Collected data entries:
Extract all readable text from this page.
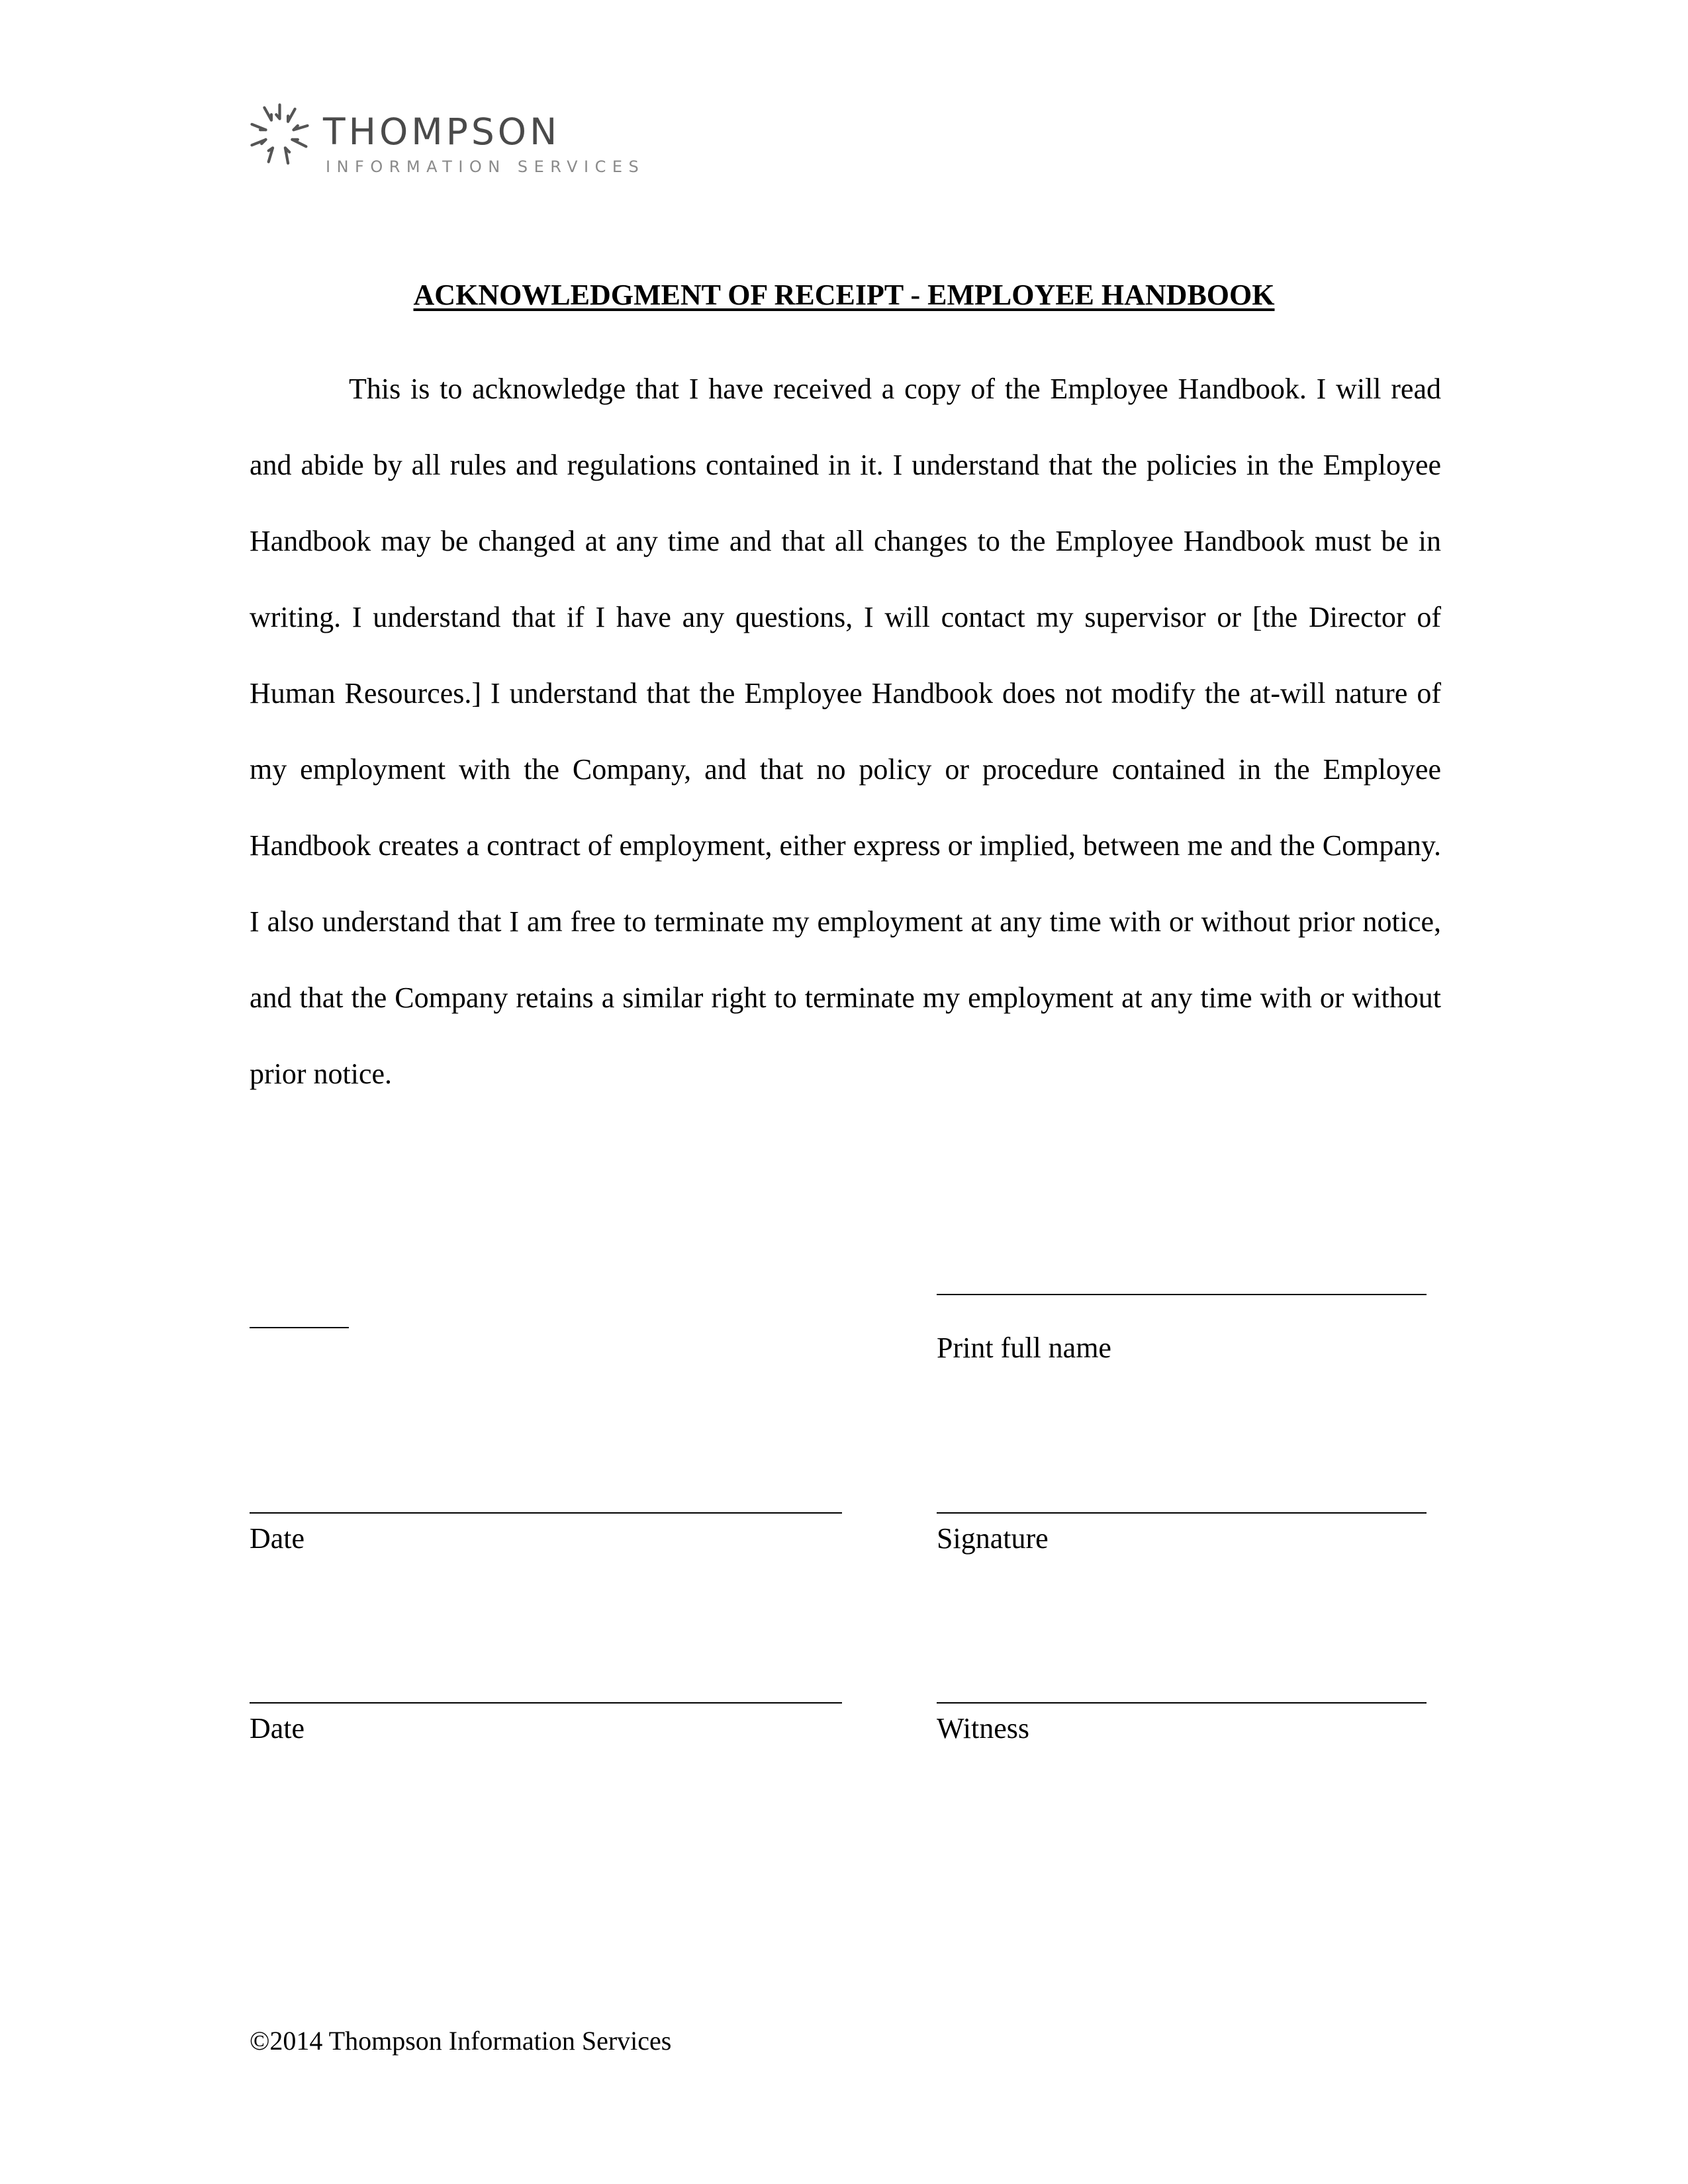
THOMPSON
INFORMATION SERVICES
ACKNOWLEDGMENT OF RECEIPT - EMPLOYEE HANDBOOK

This is to acknowledge that I have received a copy of the Employee Handbook. I will read and abide by all rules and regulations contained in it. I understand that the policies in the Employee Handbook may be changed at any time and that all changes to the Employee Handbook must be in writing. I understand that if I have any questions, I will contact my supervisor or [the Director of Human Resources.] I understand that the Employee Handbook does not modify the at-will nature of my employment with the Company, and that no policy or procedure contained in the Employee Handbook creates a contract of employment, either express or implied, between me and the Company. I also understand that I am free to terminate my employment at any time with or without prior notice, and that the Company retains a similar right to terminate my employment at any time with or without prior notice.

Print full name
Date	Signature
Date	Witness
©2014 Thompson Information Services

▶ _WORK REQUIRED_: Quote all the lines above exactly as given. Do not include the pictures.

▶ _ANSWER TO THE PROBLEM_:
Extract all readable text from this page.
THOMPSON
INFORMATION SERVICES
ACKNOWLEDGMENT OF RECEIPT - EMPLOYEE HANDBOOK

This is to acknowledge that I have received a copy of the Employee Handbook. I will read and abide by all rules and regulations contained in it. I understand that the policies in the Employee Handbook may be changed at any time and that all changes to the Employee Handbook must be in writing. I understand that if I have any questions, I will contact my supervisor or [the Director of Human Resources.] I understand that the Employee Handbook does not modify the at-will nature of my employment with the Company, and that no policy or procedure contained in the Employee Handbook creates a contract of employment, either express or implied, between me and the Company. I also understand that I am free to terminate my employment at any time with or without prior notice, and that the Company retains a similar right to terminate my employment at any time with or without prior notice.

Print full name
Date	Signature
Date	Witness
©2014 Thompson Information Services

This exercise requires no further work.